** SHORT PROBLEM **
Copy out all the lines exactly. Omit pictures.

** EXCERPTED DATA **
· · · · ·
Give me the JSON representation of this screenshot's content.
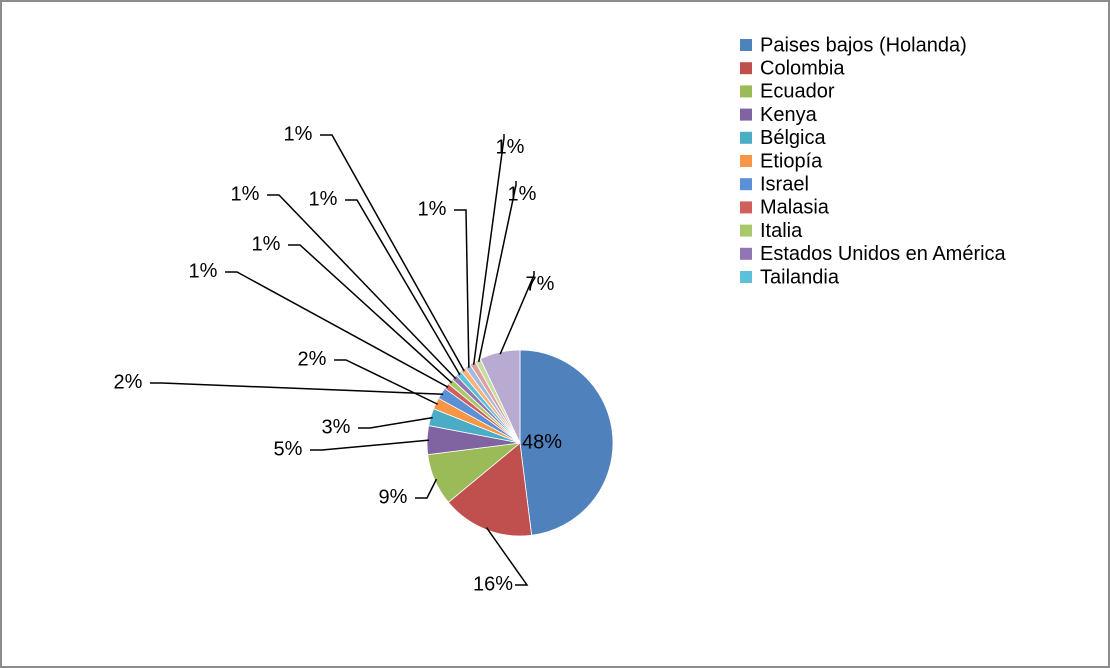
{
  "chart_data": {
    "type": "pie",
    "categories": [
      "Paises bajos (Holanda)",
      "Colombia",
      "Ecuador",
      "Kenya",
      "Bélgica",
      "Etiopía",
      "Israel",
      "Malasia",
      "Italia",
      "Estados Unidos en América",
      "Tailandia",
      null,
      null,
      null,
      null,
      null
    ],
    "values": [
      48,
      16,
      9,
      5,
      3,
      2,
      2,
      1,
      1,
      1,
      1,
      1,
      1,
      1,
      1,
      7
    ],
    "colors": [
      "#4f81bd",
      "#c0504d",
      "#9bbb59",
      "#8064a2",
      "#4bacc6",
      "#f79646",
      "#5b8fd6",
      "#d0605c",
      "#a9c86a",
      "#9077b3",
      "#5cc0d8",
      "#f9b27a",
      "#a5b9dd",
      "#dca09e",
      "#c8dba4",
      "#b8aad0"
    ],
    "legend": "right"
  }
}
· · · · ·
** COMPLETE OUTPUT **
Give me the JSON representation of this screenshot's content.
{
  "chart_data": {
    "type": "pie",
    "categories": [
      "Paises bajos (Holanda)",
      "Colombia",
      "Ecuador",
      "Kenya",
      "Bélgica",
      "Etiopía",
      "Israel",
      "Malasia",
      "Italia",
      "Estados Unidos en América",
      "Tailandia",
      null,
      null,
      null,
      null,
      null
    ],
    "values": [
      48,
      16,
      9,
      5,
      3,
      2,
      2,
      1,
      1,
      1,
      1,
      1,
      1,
      1,
      1,
      7
    ],
    "colors": [
      "#4f81bd",
      "#c0504d",
      "#9bbb59",
      "#8064a2",
      "#4bacc6",
      "#f79646",
      "#5b8fd6",
      "#d0605c",
      "#a9c86a",
      "#9077b3",
      "#5cc0d8",
      "#f9b27a",
      "#a5b9dd",
      "#dca09e",
      "#c8dba4",
      "#b8aad0"
    ],
    "legend": "right"
  }
}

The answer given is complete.